** START Data listing **

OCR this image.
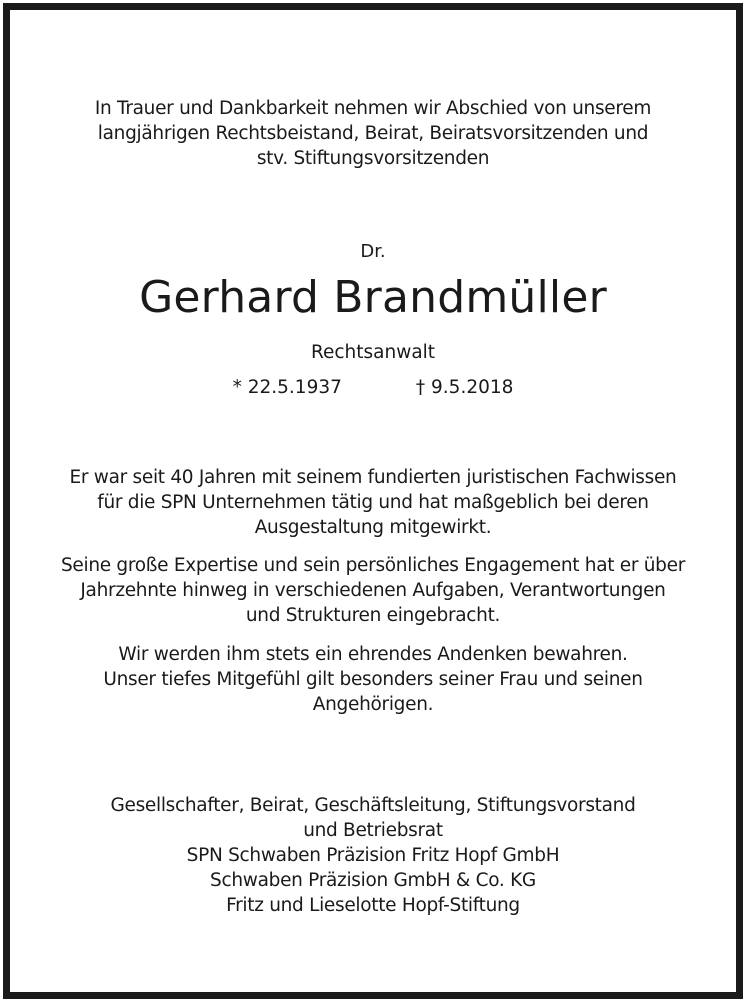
In Trauer und Dankbarkeit nehmen wir Abschied von unserem
langjährigen Rechtsbeistand, Beirat, Beiratsvorsitzenden und
stv. Stiftungsvorsitzenden
Dr.
Gerhard Brandmüller
Rechtsanwalt
* 22.5.1937	† 9.5.2018
Er war seit 40 Jahren mit seinem fundierten juristischen Fachwissen
für die SPN Unternehmen tätig und hat maßgeblich bei deren
Ausgestaltung mitgewirkt.
Seine große Expertise und sein persönliches Engagement hat er über
Jahrzehnte hinweg in verschiedenen Aufgaben, Verantwortungen
und Strukturen eingebracht.
Wir werden ihm stets ein ehrendes Andenken bewahren.
Unser tiefes Mitgefühl gilt besonders seiner Frau und seinen
Angehörigen.
Gesellschafter, Beirat, Geschäftsleitung, Stiftungsvorstand
und Betriebsrat
SPN Schwaben Präzision Fritz Hopf GmbH
Schwaben Präzision GmbH & Co. KG
Fritz und Lieselotte Hopf-Stiftung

** END Data listing **

Exercise brief:
Images must not appear in the copy; reproduce everything else in the records verbatim.

Result below:
OCR this image.
In Trauer und Dankbarkeit nehmen wir Abschied von unserem
langjährigen Rechtsbeistand, Beirat, Beiratsvorsitzenden und
stv. Stiftungsvorsitzenden
Dr.
Gerhard Brandmüller
Rechtsanwalt
* 22.5.1937	† 9.5.2018
Er war seit 40 Jahren mit seinem fundierten juristischen Fachwissen
für die SPN Unternehmen tätig und hat maßgeblich bei deren
Ausgestaltung mitgewirkt.
Seine große Expertise und sein persönliches Engagement hat er über
Jahrzehnte hinweg in verschiedenen Aufgaben, Verantwortungen
und Strukturen eingebracht.
Wir werden ihm stets ein ehrendes Andenken bewahren.
Unser tiefes Mitgefühl gilt besonders seiner Frau und seinen
Angehörigen.
Gesellschafter, Beirat, Geschäftsleitung, Stiftungsvorstand
und Betriebsrat
SPN Schwaben Präzision Fritz Hopf GmbH
Schwaben Präzision GmbH & Co. KG
Fritz und Lieselotte Hopf-Stiftung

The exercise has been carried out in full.